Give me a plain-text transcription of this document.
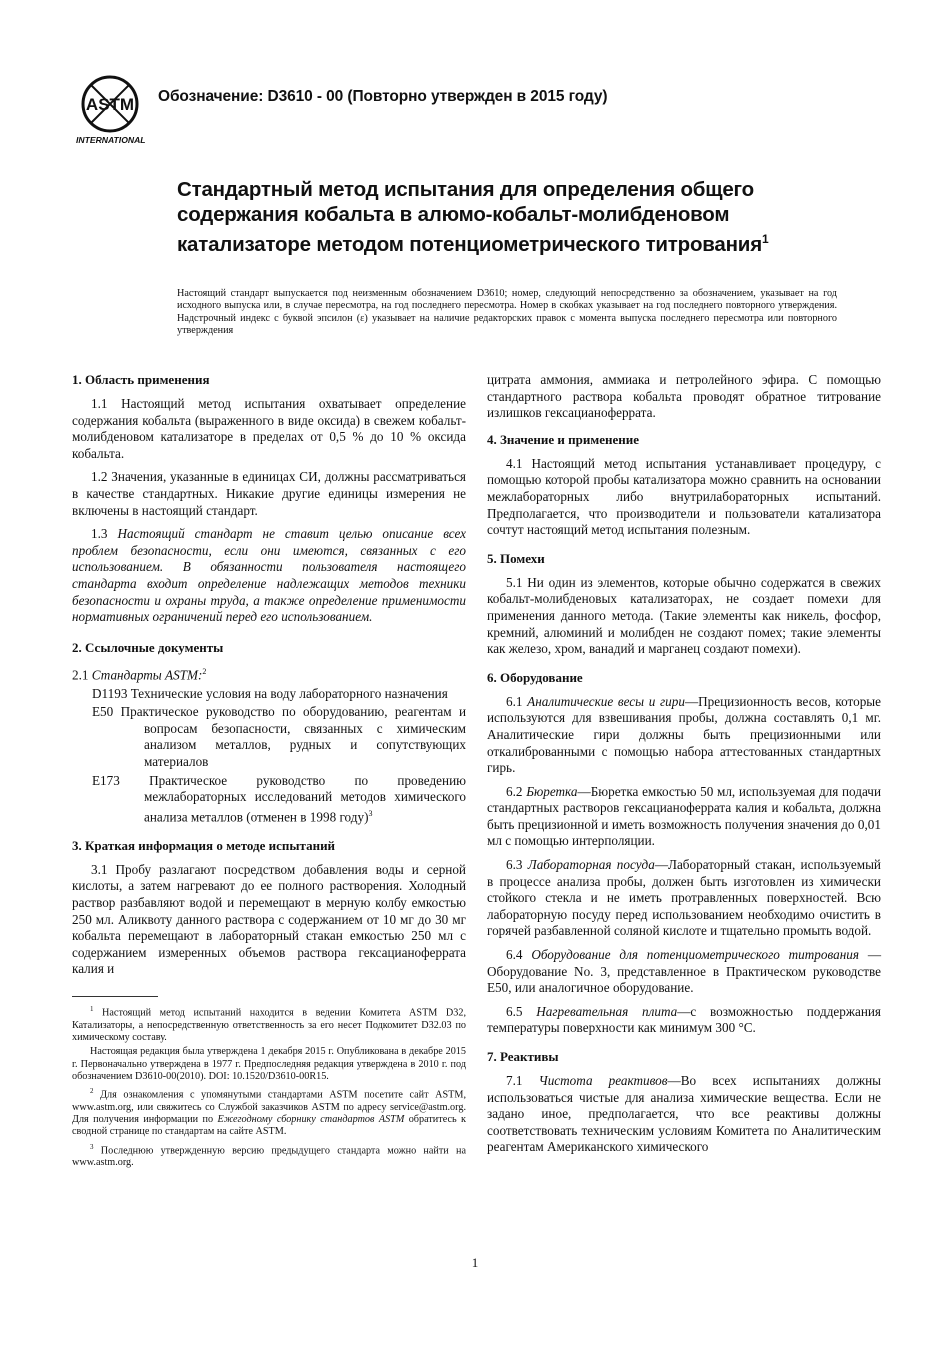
ASTM
INTERNATIONAL
Обозначение: D3610 - 00 (Повторно утвержден в 2015 году)
Стандартный метод испытания для определения общего содержания кобальта в алюмо-кобальт-молибденовом катализаторе методом потенциометрического титрования$^1$
Настоящий стандарт выпускается под неизменным обозначением D3610; номер, следующий непосредственно за обозначением, указывает на год исходного выпуска или, в случае пересмотра, на год последнего пересмотра. Номер в скобках указывает на год последнего повторного утверждения. Надстрочный индекс с буквой эпсилон (ε) указывает на наличие редакторских правок с момента выпуска последнего пересмотра или повторного утверждения
1. Область применения

1.1 Настоящий метод испытания охватывает определение содержания кобальта (выраженного в виде оксида) в свежем кобальт-молибденовом катализаторе в пределах от 0,5 % до 10 % оксида кобальта.

1.2 Значения, указанные в единицах СИ, должны рассматриваться в качестве стандартных. Никакие другие единицы измерения не включены в настоящий стандарт.

1.3 Настоящий стандарт не ставит целью описание всех проблем безопасности, если они имеются, связанных с его использованием. В обязанности пользователя настоящего стандарта входит определение надлежащих методов техники безопасности и охраны труда, а также определение применимости нормативных ограничений перед его использованием.

2. Ссылочные документы

2.1 Стандарты ASTM:$^2$

D1193 Технические условия на воду лабораторного назначения

E50 Практическое руководство по оборудованию, реагентам и вопросам безопасности, связанных с химическим анализом металлов, рудных и сопутствующих материалов

E173 Практическое руководство по проведению межлабораторных исследований методов химического анализа металлов (отменен в 1998 году)$^3$

3. Краткая информация о методе испытаний

3.1 Пробу разлагают посредством добавления воды и серной кислоты, а затем нагревают до ее полного растворения. Холодный раствор разбавляют водой и перемещают в мерную колбу емкостью 250 мл. Аликвоту данного раствора с содержанием от 10 мг до 30 мг кобальта перемещают в лабораторный стакан емкостью 250 мл с содержанием измеренных объемов раствора гексацианоферрата калия и

$^1$ Настоящий метод испытаний находится в ведении Комитета ASTM D32, Катализаторы, а непосредственную ответственность за его несет Подкомитет D32.03 по химическому составу.

Настоящая редакция была утверждена 1 декабря 2015 г. Опубликована в декабре 2015 г. Первоначально утверждена в 1977 г. Предпоследняя редакция утверждена в 2010 г. под обозначением D3610-00(2010). DOI: 10.1520/D3610-00R15.

$^2$ Для ознакомления с упомянутыми стандартами ASTM посетите сайт ASTM, www.astm.org, или свяжитесь со Службой заказчиков ASTM по адресу service@astm.org. Для получения информации по Ежегодному сборнику стандартов ASTM обратитесь к сводной странице по стандартам на сайте ASTM.

$^3$ Последнюю утвержденную версию предыдущего стандарта можно найти на www.astm.org.

цитрата аммония, аммиака и петролейного эфира. С помощью стандартного раствора кобальта проводят обратное титрование излишков гексацианоферрата.

4. Значение и применение

4.1 Настоящий метод испытания устанавливает процедуру, с помощью которой пробы катализатора можно сравнить на основании межлабораторных либо внутрилабораторных испытаний. Предполагается, что производители и пользователи катализатора сочтут настоящий метод испытания полезным.

5. Помехи

5.1 Ни один из элементов, которые обычно содержатся в свежих кобальт-молибденовых катализаторах, не создает помехи для применения данного метода. (Такие элементы как никель, фосфор, кремний, алюминий и молибден не создают помех; такие элементы как железо, хром, ванадий и марганец создают помехи).

6. Оборудование

6.1 Аналитические весы и гири—Прецизионность весов, которые используются для взвешивания пробы, должна составлять 0,1 мг. Аналитические гири должны быть прецизионными или откалиброванными с помощью набора аттестованных стандартных гирь.

6.2 Бюретка—Бюретка емкостью 50 мл, используемая для подачи стандартных растворов гексацианоферрата калия и кобальта, должна быть прецизионной и иметь возможность получения значения до 0,01 мл с помощью интерполяции.

6.3 Лабораторная посуда—Лабораторный стакан, используемый в процессе анализа пробы, должен быть изготовлен из химически стойкого стекла и не иметь протравленных поверхностей. Всю лабораторную посуду перед использованием необходимо очистить в горячей разбавленной соляной кислоте и тщательно промыть водой.

6.4 Оборудование для потенциометрического титрования — Оборудование No. 3, представленное в Практическом руководстве E50, или аналогичное оборудование.

6.5 Нагревательная плита—с возможностью поддержания температуры поверхности как минимум 300 °С.

7. Реактивы

7.1 Чистота реактивов—Во всех испытаниях должны использоваться чистые для анализа химические вещества. Если не задано иное, предполагается, что все реактивы должны соответствовать техническим условиям Комитета по Аналитическим реагентам Американского химического

1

# # # # #

● **Exercise requirements**:
Copy every line in the entries above that has the string "использованием" in it.

● **Answer**:
1.3 Настоящий стандарт не ставит целью описание всех проблем безопасности, если они имеются, связанных с его использованием. В обязанности пользователя настоящего стандарта входит определение надлежащих методов техники безопасности и охраны труда, а также определение применимости нормативных ограничений перед его использованием.
6.3 Лабораторная посуда—Лабораторный стакан, используемый в процессе анализа пробы, должен быть изготовлен из химически стойкого стекла и не иметь протравленных поверхностей. Всю лабораторную посуду перед использованием необходимо очистить в горячей разбавленной соляной кислоте и тщательно промыть водой.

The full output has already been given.